Extract the entries in their exact form.

▸ **Provided data**
========================

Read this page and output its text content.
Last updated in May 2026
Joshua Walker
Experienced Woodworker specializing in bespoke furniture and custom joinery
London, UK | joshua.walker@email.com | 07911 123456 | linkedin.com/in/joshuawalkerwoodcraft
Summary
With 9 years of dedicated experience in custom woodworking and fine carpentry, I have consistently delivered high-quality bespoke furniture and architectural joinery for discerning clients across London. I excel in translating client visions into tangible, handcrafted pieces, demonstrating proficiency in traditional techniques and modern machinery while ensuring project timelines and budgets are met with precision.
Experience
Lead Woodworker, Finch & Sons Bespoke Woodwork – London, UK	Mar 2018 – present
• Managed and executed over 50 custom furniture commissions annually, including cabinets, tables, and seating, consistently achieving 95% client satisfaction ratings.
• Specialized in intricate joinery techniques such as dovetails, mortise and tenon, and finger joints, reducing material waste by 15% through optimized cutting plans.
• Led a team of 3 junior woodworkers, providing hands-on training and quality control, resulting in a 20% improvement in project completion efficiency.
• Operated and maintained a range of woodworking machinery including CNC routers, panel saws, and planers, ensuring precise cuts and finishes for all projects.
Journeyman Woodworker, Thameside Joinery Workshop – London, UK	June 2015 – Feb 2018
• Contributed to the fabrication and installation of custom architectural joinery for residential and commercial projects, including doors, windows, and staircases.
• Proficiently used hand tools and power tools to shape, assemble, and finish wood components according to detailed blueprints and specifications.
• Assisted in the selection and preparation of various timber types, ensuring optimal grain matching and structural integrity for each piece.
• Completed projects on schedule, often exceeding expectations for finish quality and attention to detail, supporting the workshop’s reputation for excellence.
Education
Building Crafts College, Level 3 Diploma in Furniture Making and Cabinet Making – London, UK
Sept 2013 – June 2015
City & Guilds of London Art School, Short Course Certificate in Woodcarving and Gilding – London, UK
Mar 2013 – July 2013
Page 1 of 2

========================

▸ **Response**
Read this page and output its text content.
Last updated in May 2026
Joshua Walker
Experienced Woodworker specializing in bespoke furniture and custom joinery
London, UK | joshua.walker@email.com | 07911 123456 | linkedin.com/in/joshuawalkerwoodcraft
Summary
With 9 years of dedicated experience in custom woodworking and fine carpentry, I have consistently delivered high-quality bespoke furniture and architectural joinery for discerning clients across London. I excel in translating client visions into tangible, handcrafted pieces, demonstrating proficiency in traditional techniques and modern machinery while ensuring project timelines and budgets are met with precision.
Experience
Lead Woodworker, Finch & Sons Bespoke Woodwork – London, UK	Mar 2018 – present
• Managed and executed over 50 custom furniture commissions annually, including cabinets, tables, and seating, consistently achieving 95% client satisfaction ratings.
• Specialized in intricate joinery techniques such as dovetails, mortise and tenon, and finger joints, reducing material waste by 15% through optimized cutting plans.
• Led a team of 3 junior woodworkers, providing hands-on training and quality control, resulting in a 20% improvement in project completion efficiency.
• Operated and maintained a range of woodworking machinery including CNC routers, panel saws, and planers, ensuring precise cuts and finishes for all projects.
Journeyman Woodworker, Thameside Joinery Workshop – London, UK	June 2015 – Feb 2018
• Contributed to the fabrication and installation of custom architectural joinery for residential and commercial projects, including doors, windows, and staircases.
• Proficiently used hand tools and power tools to shape, assemble, and finish wood components according to detailed blueprints and specifications.
• Assisted in the selection and preparation of various timber types, ensuring optimal grain matching and structural integrity for each piece.
• Completed projects on schedule, often exceeding expectations for finish quality and attention to detail, supporting the workshop’s reputation for excellence.
Education
Building Crafts College, Level 3 Diploma in Furniture Making and Cabinet Making – London, UK
Sept 2013 – June 2015
City & Guilds of London Art School, Short Course Certificate in Woodcarving and Gilding – London, UK
Mar 2013 – July 2013
Page 1 of 2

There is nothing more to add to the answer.